▸ Exercise instructions:
The complete listing should be restated exactly.

─── Data supplied

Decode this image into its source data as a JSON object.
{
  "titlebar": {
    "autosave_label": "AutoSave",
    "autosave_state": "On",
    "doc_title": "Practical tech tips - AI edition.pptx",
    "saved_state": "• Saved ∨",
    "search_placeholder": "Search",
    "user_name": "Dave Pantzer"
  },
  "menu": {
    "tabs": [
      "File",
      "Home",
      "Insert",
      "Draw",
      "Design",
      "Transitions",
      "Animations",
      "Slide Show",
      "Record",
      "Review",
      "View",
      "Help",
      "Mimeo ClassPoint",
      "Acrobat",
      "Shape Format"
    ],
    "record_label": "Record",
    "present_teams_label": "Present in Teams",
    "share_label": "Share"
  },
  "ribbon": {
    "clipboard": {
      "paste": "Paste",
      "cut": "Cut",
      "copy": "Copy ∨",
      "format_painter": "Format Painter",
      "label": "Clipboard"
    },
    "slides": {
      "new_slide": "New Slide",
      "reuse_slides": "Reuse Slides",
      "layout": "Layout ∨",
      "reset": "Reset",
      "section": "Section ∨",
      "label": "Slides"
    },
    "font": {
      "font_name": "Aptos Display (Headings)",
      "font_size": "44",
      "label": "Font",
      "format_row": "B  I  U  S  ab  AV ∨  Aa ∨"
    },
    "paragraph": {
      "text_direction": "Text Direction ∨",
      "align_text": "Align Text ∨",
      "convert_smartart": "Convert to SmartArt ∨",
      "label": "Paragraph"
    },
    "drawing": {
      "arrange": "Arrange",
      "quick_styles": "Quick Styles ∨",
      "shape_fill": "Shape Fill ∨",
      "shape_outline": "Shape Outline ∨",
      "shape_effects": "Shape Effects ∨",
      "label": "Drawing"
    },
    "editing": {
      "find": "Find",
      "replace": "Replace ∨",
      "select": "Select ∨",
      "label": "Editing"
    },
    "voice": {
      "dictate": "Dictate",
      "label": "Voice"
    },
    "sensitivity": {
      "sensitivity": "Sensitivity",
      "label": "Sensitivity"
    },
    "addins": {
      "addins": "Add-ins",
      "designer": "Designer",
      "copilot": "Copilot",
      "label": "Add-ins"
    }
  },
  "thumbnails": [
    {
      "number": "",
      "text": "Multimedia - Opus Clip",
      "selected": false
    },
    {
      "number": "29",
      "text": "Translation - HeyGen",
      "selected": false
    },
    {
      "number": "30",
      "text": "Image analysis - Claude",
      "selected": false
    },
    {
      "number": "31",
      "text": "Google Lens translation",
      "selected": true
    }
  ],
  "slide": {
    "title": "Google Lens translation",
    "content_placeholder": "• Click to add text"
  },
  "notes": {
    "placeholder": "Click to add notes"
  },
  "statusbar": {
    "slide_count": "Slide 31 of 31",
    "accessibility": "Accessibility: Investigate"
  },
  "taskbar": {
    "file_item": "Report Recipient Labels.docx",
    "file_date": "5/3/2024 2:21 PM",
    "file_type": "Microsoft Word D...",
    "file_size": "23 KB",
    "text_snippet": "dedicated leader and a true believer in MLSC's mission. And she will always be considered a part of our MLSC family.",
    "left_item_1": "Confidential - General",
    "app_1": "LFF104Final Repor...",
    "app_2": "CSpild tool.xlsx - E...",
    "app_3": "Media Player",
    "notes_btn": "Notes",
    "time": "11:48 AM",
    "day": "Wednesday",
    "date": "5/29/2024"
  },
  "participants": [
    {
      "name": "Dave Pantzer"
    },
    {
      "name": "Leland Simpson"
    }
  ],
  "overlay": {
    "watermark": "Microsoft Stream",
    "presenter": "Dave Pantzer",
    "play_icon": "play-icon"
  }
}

──────

▸ Reply to the exercise:
Decode this image into its source data as a JSON object.
{
  "titlebar": {
    "autosave_label": "AutoSave",
    "autosave_state": "On",
    "doc_title": "Practical tech tips - AI edition.pptx",
    "saved_state": "• Saved ∨",
    "search_placeholder": "Search",
    "user_name": "Dave Pantzer"
  },
  "menu": {
    "tabs": [
      "File",
      "Home",
      "Insert",
      "Draw",
      "Design",
      "Transitions",
      "Animations",
      "Slide Show",
      "Record",
      "Review",
      "View",
      "Help",
      "Mimeo ClassPoint",
      "Acrobat",
      "Shape Format"
    ],
    "record_label": "Record",
    "present_teams_label": "Present in Teams",
    "share_label": "Share"
  },
  "ribbon": {
    "clipboard": {
      "paste": "Paste",
      "cut": "Cut",
      "copy": "Copy ∨",
      "format_painter": "Format Painter",
      "label": "Clipboard"
    },
    "slides": {
      "new_slide": "New Slide",
      "reuse_slides": "Reuse Slides",
      "layout": "Layout ∨",
      "reset": "Reset",
      "section": "Section ∨",
      "label": "Slides"
    },
    "font": {
      "font_name": "Aptos Display (Headings)",
      "font_size": "44",
      "label": "Font",
      "format_row": "B  I  U  S  ab  AV ∨  Aa ∨"
    },
    "paragraph": {
      "text_direction": "Text Direction ∨",
      "align_text": "Align Text ∨",
      "convert_smartart": "Convert to SmartArt ∨",
      "label": "Paragraph"
    },
    "drawing": {
      "arrange": "Arrange",
      "quick_styles": "Quick Styles ∨",
      "shape_fill": "Shape Fill ∨",
      "shape_outline": "Shape Outline ∨",
      "shape_effects": "Shape Effects ∨",
      "label": "Drawing"
    },
    "editing": {
      "find": "Find",
      "replace": "Replace ∨",
      "select": "Select ∨",
      "label": "Editing"
    },
    "voice": {
      "dictate": "Dictate",
      "label": "Voice"
    },
    "sensitivity": {
      "sensitivity": "Sensitivity",
      "label": "Sensitivity"
    },
    "addins": {
      "addins": "Add-ins",
      "designer": "Designer",
      "copilot": "Copilot",
      "label": "Add-ins"
    }
  },
  "thumbnails": [
    {
      "number": "",
      "text": "Multimedia - Opus Clip",
      "selected": false
    },
    {
      "number": "29",
      "text": "Translation - HeyGen",
      "selected": false
    },
    {
      "number": "30",
      "text": "Image analysis - Claude",
      "selected": false
    },
    {
      "number": "31",
      "text": "Google Lens translation",
      "selected": true
    }
  ],
  "slide": {
    "title": "Google Lens translation",
    "content_placeholder": "• Click to add text"
  },
  "notes": {
    "placeholder": "Click to add notes"
  },
  "statusbar": {
    "slide_count": "Slide 31 of 31",
    "accessibility": "Accessibility: Investigate"
  },
  "taskbar": {
    "file_item": "Report Recipient Labels.docx",
    "file_date": "5/3/2024 2:21 PM",
    "file_type": "Microsoft Word D...",
    "file_size": "23 KB",
    "text_snippet": "dedicated leader and a true believer in MLSC's mission. And she will always be considered a part of our MLSC family.",
    "left_item_1": "Confidential - General",
    "app_1": "LFF104Final Repor...",
    "app_2": "CSpild tool.xlsx - E...",
    "app_3": "Media Player",
    "notes_btn": "Notes",
    "time": "11:48 AM",
    "day": "Wednesday",
    "date": "5/29/2024"
  },
  "participants": [
    {
      "name": "Dave Pantzer"
    },
    {
      "name": "Leland Simpson"
    }
  ],
  "overlay": {
    "watermark": "Microsoft Stream",
    "presenter": "Dave Pantzer",
    "play_icon": "play-icon"
  }
}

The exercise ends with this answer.